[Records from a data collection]
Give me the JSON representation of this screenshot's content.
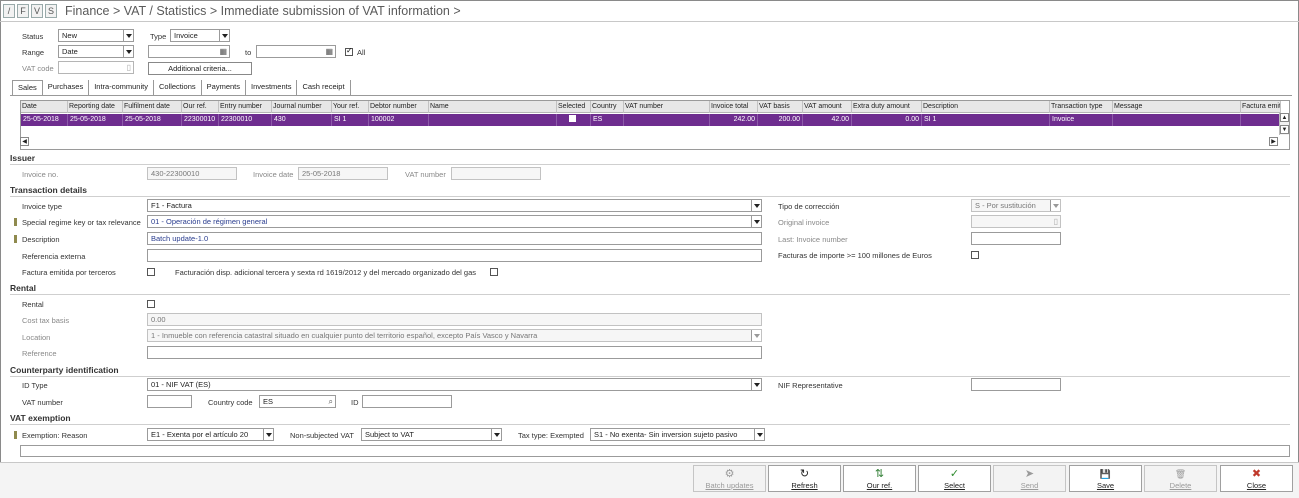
{
  "header": {
    "buttons": [
      "/",
      "F",
      "V",
      "S"
    ],
    "breadcrumb": "Finance > VAT / Statistics > Immediate submission of VAT information >"
  },
  "filters": {
    "status_label": "Status",
    "status_value": "New",
    "type_label": "Type",
    "type_value": "Invoice",
    "range_label": "Range",
    "range_value": "Date",
    "to_label": "to",
    "all_label": "All",
    "vat_code_label": "VAT code",
    "additional_criteria": "Additional criteria..."
  },
  "tabs": [
    "Sales",
    "Purchases",
    "Intra-community",
    "Collections",
    "Payments",
    "Investments",
    "Cash receipt"
  ],
  "grid": {
    "columns": [
      "Date",
      "Reporting date",
      "Fulfilment date",
      "Our ref.",
      "Entry number",
      "Journal number",
      "Your ref.",
      "Debtor number",
      "Name",
      "Selected",
      "Country",
      "VAT number",
      "Invoice total",
      "VAT basis",
      "VAT amount",
      "Extra duty amount",
      "Description",
      "Transaction type",
      "Message",
      "Factura emitid"
    ],
    "row": [
      "25-05-2018",
      "25-05-2018",
      "25-05-2018",
      "22300010",
      "22300010",
      "430",
      "SI 1",
      "100002",
      "",
      "",
      "ES",
      "",
      "242.00",
      "200.00",
      "42.00",
      "0.00",
      "SI 1",
      "Invoice",
      "",
      ""
    ]
  },
  "issuer": {
    "title": "Issuer",
    "invoice_no_label": "Invoice no.",
    "invoice_no_value": "430-22300010",
    "invoice_date_label": "Invoice date",
    "invoice_date_value": "25-05-2018",
    "vat_number_label": "VAT number"
  },
  "transaction": {
    "title": "Transaction details",
    "invoice_type_label": "Invoice type",
    "invoice_type_value": "F1 - Factura",
    "special_regime_label": "Special regime key or tax relevance",
    "special_regime_value": "01 - Operación de régimen general",
    "description_label": "Description",
    "description_value": "Batch update-1.0",
    "referencia_label": "Referencia externa",
    "factura_terceros_label": "Factura emitida por terceros",
    "facturacion_label": "Facturación disp. adicional tercera y sexta rd 1619/2012 y del mercado organizado del gas",
    "tipo_correccion_label": "Tipo de corrección",
    "tipo_correccion_value": "S - Por sustitución",
    "original_invoice_label": "Original invoice",
    "last_invoice_label": "Last: Invoice number",
    "facturas_importe_label": "Facturas de importe >= 100 millones de Euros"
  },
  "rental": {
    "title": "Rental",
    "rental_label": "Rental",
    "cost_tax_label": "Cost tax basis",
    "cost_tax_value": "0.00",
    "location_label": "Location",
    "location_value": "1 - Inmueble con referencia catastral situado en cualquier punto del territorio español, excepto País Vasco y Navarra",
    "reference_label": "Reference"
  },
  "counterparty": {
    "title": "Counterparty identification",
    "id_type_label": "ID Type",
    "id_type_value": "01 - NIF VAT (ES)",
    "vat_number_label": "VAT number",
    "country_code_label": "Country code",
    "country_code_value": "ES",
    "id_label": "ID",
    "nif_rep_label": "NIF Representative"
  },
  "exemption": {
    "title": "VAT exemption",
    "reason_label": "Exemption: Reason",
    "reason_value": "E1 - Exenta por el artículo 20",
    "non_subjected_label": "Non-subjected VAT",
    "non_subjected_value": "Subject to VAT",
    "tax_type_label": "Tax type: Exempted",
    "tax_type_value": "S1 - No exenta- Sin inversion sujeto pasivo"
  },
  "footer": {
    "buttons": [
      {
        "label": "Batch updates",
        "icon": "gear-icon",
        "glyph": "⚙",
        "enabled": false
      },
      {
        "label": "Refresh",
        "icon": "refresh-icon",
        "glyph": "↻",
        "enabled": true
      },
      {
        "label": "Our ref.",
        "icon": "our-ref-icon",
        "glyph": "⇅",
        "enabled": true
      },
      {
        "label": "Select",
        "icon": "check-icon",
        "glyph": "✓",
        "enabled": true
      },
      {
        "label": "Send",
        "icon": "send-icon",
        "glyph": "➤",
        "enabled": false
      },
      {
        "label": "Save",
        "icon": "save-icon",
        "glyph": "💾",
        "enabled": true
      },
      {
        "label": "Delete",
        "icon": "trash-icon",
        "glyph": "🗑",
        "enabled": false
      },
      {
        "label": "Close",
        "icon": "close-icon",
        "glyph": "✖",
        "enabled": true
      }
    ]
  },
  "colors": {
    "selected_row": "#6e2d8f",
    "select_icon": "#2e8b2e",
    "close_icon": "#c0392b"
  }
}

• [Work required]
Copy all the records above exactly, but leave out the pictures.

• [Final result]
Give me the JSON representation of this screenshot's content.
{
  "header": {
    "buttons": [
      "/",
      "F",
      "V",
      "S"
    ],
    "breadcrumb": "Finance > VAT / Statistics > Immediate submission of VAT information >"
  },
  "filters": {
    "status_label": "Status",
    "status_value": "New",
    "type_label": "Type",
    "type_value": "Invoice",
    "range_label": "Range",
    "range_value": "Date",
    "to_label": "to",
    "all_label": "All",
    "vat_code_label": "VAT code",
    "additional_criteria": "Additional criteria..."
  },
  "tabs": [
    "Sales",
    "Purchases",
    "Intra-community",
    "Collections",
    "Payments",
    "Investments",
    "Cash receipt"
  ],
  "grid": {
    "columns": [
      "Date",
      "Reporting date",
      "Fulfilment date",
      "Our ref.",
      "Entry number",
      "Journal number",
      "Your ref.",
      "Debtor number",
      "Name",
      "Selected",
      "Country",
      "VAT number",
      "Invoice total",
      "VAT basis",
      "VAT amount",
      "Extra duty amount",
      "Description",
      "Transaction type",
      "Message",
      "Factura emitid"
    ],
    "row": [
      "25-05-2018",
      "25-05-2018",
      "25-05-2018",
      "22300010",
      "22300010",
      "430",
      "SI 1",
      "100002",
      "",
      "",
      "ES",
      "",
      "242.00",
      "200.00",
      "42.00",
      "0.00",
      "SI 1",
      "Invoice",
      "",
      ""
    ]
  },
  "issuer": {
    "title": "Issuer",
    "invoice_no_label": "Invoice no.",
    "invoice_no_value": "430-22300010",
    "invoice_date_label": "Invoice date",
    "invoice_date_value": "25-05-2018",
    "vat_number_label": "VAT number"
  },
  "transaction": {
    "title": "Transaction details",
    "invoice_type_label": "Invoice type",
    "invoice_type_value": "F1 - Factura",
    "special_regime_label": "Special regime key or tax relevance",
    "special_regime_value": "01 - Operación de régimen general",
    "description_label": "Description",
    "description_value": "Batch update-1.0",
    "referencia_label": "Referencia externa",
    "factura_terceros_label": "Factura emitida por terceros",
    "facturacion_label": "Facturación disp. adicional tercera y sexta rd 1619/2012 y del mercado organizado del gas",
    "tipo_correccion_label": "Tipo de corrección",
    "tipo_correccion_value": "S - Por sustitución",
    "original_invoice_label": "Original invoice",
    "last_invoice_label": "Last: Invoice number",
    "facturas_importe_label": "Facturas de importe >= 100 millones de Euros"
  },
  "rental": {
    "title": "Rental",
    "rental_label": "Rental",
    "cost_tax_label": "Cost tax basis",
    "cost_tax_value": "0.00",
    "location_label": "Location",
    "location_value": "1 - Inmueble con referencia catastral situado en cualquier punto del territorio español, excepto País Vasco y Navarra",
    "reference_label": "Reference"
  },
  "counterparty": {
    "title": "Counterparty identification",
    "id_type_label": "ID Type",
    "id_type_value": "01 - NIF VAT (ES)",
    "vat_number_label": "VAT number",
    "country_code_label": "Country code",
    "country_code_value": "ES",
    "id_label": "ID",
    "nif_rep_label": "NIF Representative"
  },
  "exemption": {
    "title": "VAT exemption",
    "reason_label": "Exemption: Reason",
    "reason_value": "E1 - Exenta por el artículo 20",
    "non_subjected_label": "Non-subjected VAT",
    "non_subjected_value": "Subject to VAT",
    "tax_type_label": "Tax type: Exempted",
    "tax_type_value": "S1 - No exenta- Sin inversion sujeto pasivo"
  },
  "footer": {
    "buttons": [
      {
        "label": "Batch updates",
        "icon": "gear-icon",
        "glyph": "⚙",
        "enabled": false
      },
      {
        "label": "Refresh",
        "icon": "refresh-icon",
        "glyph": "↻",
        "enabled": true
      },
      {
        "label": "Our ref.",
        "icon": "our-ref-icon",
        "glyph": "⇅",
        "enabled": true
      },
      {
        "label": "Select",
        "icon": "check-icon",
        "glyph": "✓",
        "enabled": true
      },
      {
        "label": "Send",
        "icon": "send-icon",
        "glyph": "➤",
        "enabled": false
      },
      {
        "label": "Save",
        "icon": "save-icon",
        "glyph": "💾",
        "enabled": true
      },
      {
        "label": "Delete",
        "icon": "trash-icon",
        "glyph": "🗑",
        "enabled": false
      },
      {
        "label": "Close",
        "icon": "close-icon",
        "glyph": "✖",
        "enabled": true
      }
    ]
  },
  "colors": {
    "selected_row": "#6e2d8f",
    "select_icon": "#2e8b2e",
    "close_icon": "#c0392b"
  }
}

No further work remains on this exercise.